— START OF Exercise material —

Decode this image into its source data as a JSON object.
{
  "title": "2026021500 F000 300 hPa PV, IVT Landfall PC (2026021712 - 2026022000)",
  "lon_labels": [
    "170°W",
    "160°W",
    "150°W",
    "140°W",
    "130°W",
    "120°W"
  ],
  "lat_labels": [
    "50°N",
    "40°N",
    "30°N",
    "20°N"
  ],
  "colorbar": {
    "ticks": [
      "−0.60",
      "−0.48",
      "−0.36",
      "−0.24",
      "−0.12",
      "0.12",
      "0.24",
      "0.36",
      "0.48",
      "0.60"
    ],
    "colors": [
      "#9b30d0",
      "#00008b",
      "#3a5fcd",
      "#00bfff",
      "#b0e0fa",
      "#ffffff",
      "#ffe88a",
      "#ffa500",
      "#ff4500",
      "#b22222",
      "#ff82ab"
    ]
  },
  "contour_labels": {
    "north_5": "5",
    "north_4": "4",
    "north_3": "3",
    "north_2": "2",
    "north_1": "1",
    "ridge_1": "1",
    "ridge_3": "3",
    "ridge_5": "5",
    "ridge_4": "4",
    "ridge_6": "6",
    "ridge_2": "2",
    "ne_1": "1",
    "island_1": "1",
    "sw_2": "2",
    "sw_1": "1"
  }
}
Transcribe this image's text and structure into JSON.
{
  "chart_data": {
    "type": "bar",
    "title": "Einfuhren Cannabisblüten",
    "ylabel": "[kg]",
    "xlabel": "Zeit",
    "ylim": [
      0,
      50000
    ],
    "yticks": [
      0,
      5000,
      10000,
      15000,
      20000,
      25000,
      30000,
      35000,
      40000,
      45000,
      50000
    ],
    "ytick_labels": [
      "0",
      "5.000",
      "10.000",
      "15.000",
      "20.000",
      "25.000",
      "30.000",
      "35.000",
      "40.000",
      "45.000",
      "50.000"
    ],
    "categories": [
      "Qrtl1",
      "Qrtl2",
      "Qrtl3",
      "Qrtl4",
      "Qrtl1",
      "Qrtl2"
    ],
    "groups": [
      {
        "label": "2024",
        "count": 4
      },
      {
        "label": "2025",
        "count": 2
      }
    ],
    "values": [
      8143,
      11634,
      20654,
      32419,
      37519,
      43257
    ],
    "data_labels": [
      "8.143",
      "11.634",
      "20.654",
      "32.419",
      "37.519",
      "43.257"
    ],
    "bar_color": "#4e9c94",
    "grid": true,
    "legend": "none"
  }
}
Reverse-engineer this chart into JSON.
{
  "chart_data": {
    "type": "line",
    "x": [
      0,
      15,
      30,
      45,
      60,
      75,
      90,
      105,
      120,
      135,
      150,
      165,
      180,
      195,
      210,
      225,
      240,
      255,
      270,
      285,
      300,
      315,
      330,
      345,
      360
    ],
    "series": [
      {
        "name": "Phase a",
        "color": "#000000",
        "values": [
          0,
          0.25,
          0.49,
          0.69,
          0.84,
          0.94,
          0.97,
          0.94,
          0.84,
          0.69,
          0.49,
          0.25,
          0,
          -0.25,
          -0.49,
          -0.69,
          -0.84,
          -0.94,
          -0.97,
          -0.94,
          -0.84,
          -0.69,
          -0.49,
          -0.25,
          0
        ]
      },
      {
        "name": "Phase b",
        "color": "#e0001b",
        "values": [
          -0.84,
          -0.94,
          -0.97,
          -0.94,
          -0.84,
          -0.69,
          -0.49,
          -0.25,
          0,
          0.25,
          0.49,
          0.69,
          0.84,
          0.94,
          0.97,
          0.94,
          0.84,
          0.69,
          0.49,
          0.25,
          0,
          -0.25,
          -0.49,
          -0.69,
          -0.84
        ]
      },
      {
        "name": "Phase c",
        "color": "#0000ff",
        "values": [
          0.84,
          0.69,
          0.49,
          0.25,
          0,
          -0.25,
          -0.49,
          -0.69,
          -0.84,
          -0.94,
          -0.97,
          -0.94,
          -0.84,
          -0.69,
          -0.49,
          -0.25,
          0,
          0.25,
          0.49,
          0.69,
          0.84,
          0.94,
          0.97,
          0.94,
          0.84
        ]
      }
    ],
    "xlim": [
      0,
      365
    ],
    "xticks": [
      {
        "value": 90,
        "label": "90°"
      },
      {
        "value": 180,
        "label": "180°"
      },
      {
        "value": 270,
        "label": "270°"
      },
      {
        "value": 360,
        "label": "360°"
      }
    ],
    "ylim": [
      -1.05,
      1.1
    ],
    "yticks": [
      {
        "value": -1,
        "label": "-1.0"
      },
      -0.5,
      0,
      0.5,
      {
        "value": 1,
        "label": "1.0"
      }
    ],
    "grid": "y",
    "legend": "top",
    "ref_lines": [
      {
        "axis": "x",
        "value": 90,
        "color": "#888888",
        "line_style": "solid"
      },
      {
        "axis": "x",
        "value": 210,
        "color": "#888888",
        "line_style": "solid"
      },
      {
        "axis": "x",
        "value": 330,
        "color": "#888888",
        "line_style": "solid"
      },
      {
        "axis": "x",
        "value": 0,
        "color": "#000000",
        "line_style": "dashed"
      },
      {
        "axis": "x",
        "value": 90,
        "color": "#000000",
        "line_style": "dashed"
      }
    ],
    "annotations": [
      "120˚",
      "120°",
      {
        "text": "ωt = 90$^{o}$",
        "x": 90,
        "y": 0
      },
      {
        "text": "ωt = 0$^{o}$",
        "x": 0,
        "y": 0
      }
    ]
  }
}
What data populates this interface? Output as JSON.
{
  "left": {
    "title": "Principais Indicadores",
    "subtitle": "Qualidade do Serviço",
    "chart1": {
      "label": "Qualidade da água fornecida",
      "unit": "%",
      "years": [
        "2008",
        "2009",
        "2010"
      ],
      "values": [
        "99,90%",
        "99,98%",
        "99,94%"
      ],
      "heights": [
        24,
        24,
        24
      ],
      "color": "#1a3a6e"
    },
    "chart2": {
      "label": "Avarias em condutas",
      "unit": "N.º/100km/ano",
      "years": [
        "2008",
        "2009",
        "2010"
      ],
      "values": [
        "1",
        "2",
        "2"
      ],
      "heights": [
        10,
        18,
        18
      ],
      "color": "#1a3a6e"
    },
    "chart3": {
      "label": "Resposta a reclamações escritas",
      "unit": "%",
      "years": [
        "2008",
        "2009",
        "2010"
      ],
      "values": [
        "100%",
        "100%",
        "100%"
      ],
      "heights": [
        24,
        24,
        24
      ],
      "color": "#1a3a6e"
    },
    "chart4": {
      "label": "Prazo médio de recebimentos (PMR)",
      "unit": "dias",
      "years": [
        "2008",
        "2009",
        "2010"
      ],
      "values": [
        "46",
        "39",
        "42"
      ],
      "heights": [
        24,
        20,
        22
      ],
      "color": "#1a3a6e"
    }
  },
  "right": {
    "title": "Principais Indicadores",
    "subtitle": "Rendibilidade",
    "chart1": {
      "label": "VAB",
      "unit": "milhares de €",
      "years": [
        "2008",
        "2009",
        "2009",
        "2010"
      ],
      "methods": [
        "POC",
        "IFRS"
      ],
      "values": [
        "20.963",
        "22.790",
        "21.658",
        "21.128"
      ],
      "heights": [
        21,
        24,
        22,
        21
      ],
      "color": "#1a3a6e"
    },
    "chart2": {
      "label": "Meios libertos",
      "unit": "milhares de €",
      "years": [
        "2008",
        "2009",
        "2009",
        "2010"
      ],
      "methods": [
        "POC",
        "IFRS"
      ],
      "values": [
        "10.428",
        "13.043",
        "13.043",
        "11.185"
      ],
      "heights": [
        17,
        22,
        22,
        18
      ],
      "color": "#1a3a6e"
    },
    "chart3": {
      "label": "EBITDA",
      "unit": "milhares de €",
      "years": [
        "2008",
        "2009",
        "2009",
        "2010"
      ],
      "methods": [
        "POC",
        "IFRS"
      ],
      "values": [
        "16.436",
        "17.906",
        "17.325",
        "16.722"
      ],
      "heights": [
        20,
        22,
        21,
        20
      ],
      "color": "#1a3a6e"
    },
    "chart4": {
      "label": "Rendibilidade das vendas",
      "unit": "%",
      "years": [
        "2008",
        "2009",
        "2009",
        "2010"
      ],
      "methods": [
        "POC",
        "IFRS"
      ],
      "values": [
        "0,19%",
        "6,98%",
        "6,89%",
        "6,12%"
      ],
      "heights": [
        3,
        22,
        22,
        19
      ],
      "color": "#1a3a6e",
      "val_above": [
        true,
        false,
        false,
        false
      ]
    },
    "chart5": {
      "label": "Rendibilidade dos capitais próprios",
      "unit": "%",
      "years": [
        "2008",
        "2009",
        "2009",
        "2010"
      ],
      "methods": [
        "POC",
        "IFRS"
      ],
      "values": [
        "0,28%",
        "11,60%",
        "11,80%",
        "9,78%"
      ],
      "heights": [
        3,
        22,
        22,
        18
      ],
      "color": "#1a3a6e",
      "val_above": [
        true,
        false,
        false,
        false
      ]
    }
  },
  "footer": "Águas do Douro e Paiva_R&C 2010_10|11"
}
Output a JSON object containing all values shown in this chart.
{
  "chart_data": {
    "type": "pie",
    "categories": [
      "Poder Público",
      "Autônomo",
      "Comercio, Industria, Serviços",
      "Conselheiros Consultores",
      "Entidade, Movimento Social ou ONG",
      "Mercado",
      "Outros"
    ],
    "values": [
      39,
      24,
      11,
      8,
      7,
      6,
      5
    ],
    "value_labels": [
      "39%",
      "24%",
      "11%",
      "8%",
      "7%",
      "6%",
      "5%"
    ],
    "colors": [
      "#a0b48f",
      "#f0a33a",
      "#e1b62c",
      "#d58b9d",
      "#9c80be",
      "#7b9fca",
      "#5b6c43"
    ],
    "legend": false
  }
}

— END OF Exercise material —

In the records above, how many lines include the string "JSON"? Answer with only the number.

5